Selected text -
2024 Camden Council election

All 9 seats on Camden Council 5 seats needed for a majority
- Registered: 87,311
- Turnout: 85.6%
|  | First party | Second party |
|  |  | IND |
| Party | Labor | Independents |
| Last election | 3 seats | 2 seats |
| Seats before | 2 | 2 |
| Seats won | 3 | 3 |
| Seat change | +1 | +1 |
| Primary vote | 20,054 | 18,491 |
| Percentage | 29.7% | 27.3% |
| Swing | −3.3 | +4.8 |
|  | Third party | Fourth party |
| Party | Libertarian | Liberal |
| Last election | Did not contest | 4 seats |
| Seats before | 0 | 4 |
| Seats won | 2 | 1 |
| Seat change | +2 | −3 |
| Primary vote | 16,448 | 8,378 |
| Percentage | 24.3% | 12.4% |
| Swing | +24.3 | −31.6 |

= 2024 Camden Council election =

The 2024 Camden Council election was held on 14 September 2024 to elect nine councillors to Camden Council. The election was held as part of the statewide local government elections in New South Wales.

The Labor Party and independents won three seats each, while the Libertarian Party gained two. The Liberal Party lost three of the four seats it held prior to the election, owing to a missed candidate nomination deadline which prevented some of its councillors from recontesting.

==Background==
North Ward councillor Cindy Cagney resigned from the Labor Party in August 2024.

==Electoral system==
Like in all other New South Wales local government areas (LGAs), Camden Council elections use optional preferential voting. Under this system, voters are only required to vote for one candidate or group, although they can choose to preference other candidates.

All elections for councillor positions are elected using proportional representation. Camden has an Australian Senate-style ballot paper with above-the-line and below-the-line voting. The council is divided into three wards, each electing three councillors.

The election was conducted by the New South Wales Electoral Commission (NSWEC).

==Retiring councillors==
===Labor===
- Paul Farrow (South)

==Candidates==
On 14 August 2024, the day that candidates nominations closed, the Liberal Party revealed they had missed the deadline to nominate 164 candidates in 16 different LGAs. This included all Liberal candidates in North Ward and South Ward.

Supplied records -
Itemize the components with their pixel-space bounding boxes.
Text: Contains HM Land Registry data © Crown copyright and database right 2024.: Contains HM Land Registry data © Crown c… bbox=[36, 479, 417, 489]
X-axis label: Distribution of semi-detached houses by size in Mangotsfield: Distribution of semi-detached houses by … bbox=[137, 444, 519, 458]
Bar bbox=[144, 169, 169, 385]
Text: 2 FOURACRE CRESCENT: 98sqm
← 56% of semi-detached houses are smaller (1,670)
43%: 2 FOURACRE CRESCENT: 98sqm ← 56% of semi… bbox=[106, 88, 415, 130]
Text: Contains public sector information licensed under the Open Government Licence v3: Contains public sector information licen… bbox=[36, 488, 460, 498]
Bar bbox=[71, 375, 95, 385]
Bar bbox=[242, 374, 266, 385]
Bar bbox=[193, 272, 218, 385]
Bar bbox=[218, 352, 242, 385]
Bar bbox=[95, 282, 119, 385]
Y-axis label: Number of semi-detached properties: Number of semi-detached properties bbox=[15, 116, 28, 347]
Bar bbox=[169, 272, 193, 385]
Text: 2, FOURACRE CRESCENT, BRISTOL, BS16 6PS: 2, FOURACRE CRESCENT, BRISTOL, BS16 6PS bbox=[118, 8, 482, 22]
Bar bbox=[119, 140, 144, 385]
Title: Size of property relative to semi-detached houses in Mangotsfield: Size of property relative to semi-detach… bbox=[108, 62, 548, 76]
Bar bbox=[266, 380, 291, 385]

Required work -
A – According to the Camden Council election article, on what date was the 2024 election held?
B – Using the Camden Council election article, explain in one to three sentences why the Liberal Party lost three of the four seats it held before the election.
C – Summarize the Camden Council election article in two sentences.

Response list -
A – 14 September 2024.

B – The Liberal Party missed the candidate nomination deadline, which prevented some of its councillors from recontesting. The missed deadline covered all Liberal candidates in North Ward and South Ward.

C – The 2024 Camden Council election, held on 14 September 2024 as part of the statewide New South Wales local government elections, chose nine councillors from three wards using optional preferential voting and proportional representation. Labor and independents won three seats each and the Libertarian Party gained two, while the Liberal Party lost three of its four seats after missing the candidate nomination deadline.